• _Entries taken from a collection_:
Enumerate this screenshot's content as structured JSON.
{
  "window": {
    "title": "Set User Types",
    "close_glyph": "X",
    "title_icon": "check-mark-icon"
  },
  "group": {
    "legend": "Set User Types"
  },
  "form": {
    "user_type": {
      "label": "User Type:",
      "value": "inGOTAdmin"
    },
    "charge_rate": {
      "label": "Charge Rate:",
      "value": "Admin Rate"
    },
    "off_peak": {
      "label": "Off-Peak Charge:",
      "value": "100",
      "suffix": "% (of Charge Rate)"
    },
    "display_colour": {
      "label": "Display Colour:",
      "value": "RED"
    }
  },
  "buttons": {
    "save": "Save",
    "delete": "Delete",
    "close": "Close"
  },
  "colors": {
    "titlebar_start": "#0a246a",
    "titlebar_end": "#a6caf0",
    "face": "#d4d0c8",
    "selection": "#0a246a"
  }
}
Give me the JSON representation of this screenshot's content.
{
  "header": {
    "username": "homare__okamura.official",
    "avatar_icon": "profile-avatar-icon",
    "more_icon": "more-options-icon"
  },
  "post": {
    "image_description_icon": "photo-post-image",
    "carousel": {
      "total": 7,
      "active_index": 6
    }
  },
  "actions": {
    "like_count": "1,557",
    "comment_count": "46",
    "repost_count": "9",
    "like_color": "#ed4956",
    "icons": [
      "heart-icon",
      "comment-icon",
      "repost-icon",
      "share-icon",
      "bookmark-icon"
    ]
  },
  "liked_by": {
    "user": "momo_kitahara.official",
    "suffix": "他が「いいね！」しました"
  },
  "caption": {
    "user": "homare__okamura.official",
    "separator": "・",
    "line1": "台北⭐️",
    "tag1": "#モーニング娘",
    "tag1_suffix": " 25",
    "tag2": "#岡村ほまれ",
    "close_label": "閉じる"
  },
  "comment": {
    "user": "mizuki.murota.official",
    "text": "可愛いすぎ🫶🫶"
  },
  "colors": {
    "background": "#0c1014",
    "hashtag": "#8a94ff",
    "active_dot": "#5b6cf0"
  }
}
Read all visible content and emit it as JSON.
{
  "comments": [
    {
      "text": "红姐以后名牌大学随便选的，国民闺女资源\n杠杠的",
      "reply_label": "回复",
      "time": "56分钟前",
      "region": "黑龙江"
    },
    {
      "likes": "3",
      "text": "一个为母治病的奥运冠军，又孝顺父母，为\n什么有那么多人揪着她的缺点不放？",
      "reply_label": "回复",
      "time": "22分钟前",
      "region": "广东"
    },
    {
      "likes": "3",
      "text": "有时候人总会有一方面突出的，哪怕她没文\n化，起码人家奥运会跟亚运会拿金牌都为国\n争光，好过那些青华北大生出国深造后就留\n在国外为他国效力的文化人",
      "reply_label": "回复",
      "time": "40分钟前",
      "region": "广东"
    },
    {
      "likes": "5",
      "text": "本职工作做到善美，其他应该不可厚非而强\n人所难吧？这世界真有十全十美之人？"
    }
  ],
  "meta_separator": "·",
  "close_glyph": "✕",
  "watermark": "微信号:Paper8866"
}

• _Instructions for the task_: Repeat each record exactly, leaving nothing out.

• _Output for this exercise_:
Enumerate this screenshot's content as structured JSON.
{
  "window": {
    "title": "Set User Types",
    "close_glyph": "X",
    "title_icon": "check-mark-icon"
  },
  "group": {
    "legend": "Set User Types"
  },
  "form": {
    "user_type": {
      "label": "User Type:",
      "value": "inGOTAdmin"
    },
    "charge_rate": {
      "label": "Charge Rate:",
      "value": "Admin Rate"
    },
    "off_peak": {
      "label": "Off-Peak Charge:",
      "value": "100",
      "suffix": "% (of Charge Rate)"
    },
    "display_colour": {
      "label": "Display Colour:",
      "value": "RED"
    }
  },
  "buttons": {
    "save": "Save",
    "delete": "Delete",
    "close": "Close"
  },
  "colors": {
    "titlebar_start": "#0a246a",
    "titlebar_end": "#a6caf0",
    "face": "#d4d0c8",
    "selection": "#0a246a"
  }
}
Give me the JSON representation of this screenshot's content.
{
  "header": {
    "username": "homare__okamura.official",
    "avatar_icon": "profile-avatar-icon",
    "more_icon": "more-options-icon"
  },
  "post": {
    "image_description_icon": "photo-post-image",
    "carousel": {
      "total": 7,
      "active_index": 6
    }
  },
  "actions": {
    "like_count": "1,557",
    "comment_count": "46",
    "repost_count": "9",
    "like_color": "#ed4956",
    "icons": [
      "heart-icon",
      "comment-icon",
      "repost-icon",
      "share-icon",
      "bookmark-icon"
    ]
  },
  "liked_by": {
    "user": "momo_kitahara.official",
    "suffix": "他が「いいね！」しました"
  },
  "caption": {
    "user": "homare__okamura.official",
    "separator": "・",
    "line1": "台北⭐️",
    "tag1": "#モーニング娘",
    "tag1_suffix": " 25",
    "tag2": "#岡村ほまれ",
    "close_label": "閉じる"
  },
  "comment": {
    "user": "mizuki.murota.official",
    "text": "可愛いすぎ🫶🫶"
  },
  "colors": {
    "background": "#0c1014",
    "hashtag": "#8a94ff",
    "active_dot": "#5b6cf0"
  }
}
Read all visible content and emit it as JSON.
{
  "comments": [
    {
      "text": "红姐以后名牌大学随便选的，国民闺女资源\n杠杠的",
      "reply_label": "回复",
      "time": "56分钟前",
      "region": "黑龙江"
    },
    {
      "likes": "3",
      "text": "一个为母治病的奥运冠军，又孝顺父母，为\n什么有那么多人揪着她的缺点不放？",
      "reply_label": "回复",
      "time": "22分钟前",
      "region": "广东"
    },
    {
      "likes": "3",
      "text": "有时候人总会有一方面突出的，哪怕她没文\n化，起码人家奥运会跟亚运会拿金牌都为国\n争光，好过那些青华北大生出国深造后就留\n在国外为他国效力的文化人",
      "reply_label": "回复",
      "time": "40分钟前",
      "region": "广东"
    },
    {
      "likes": "5",
      "text": "本职工作做到善美，其他应该不可厚非而强\n人所难吧？这世界真有十全十美之人？"
    }
  ],
  "meta_separator": "·",
  "close_glyph": "✕",
  "watermark": "微信号:Paper8866"
}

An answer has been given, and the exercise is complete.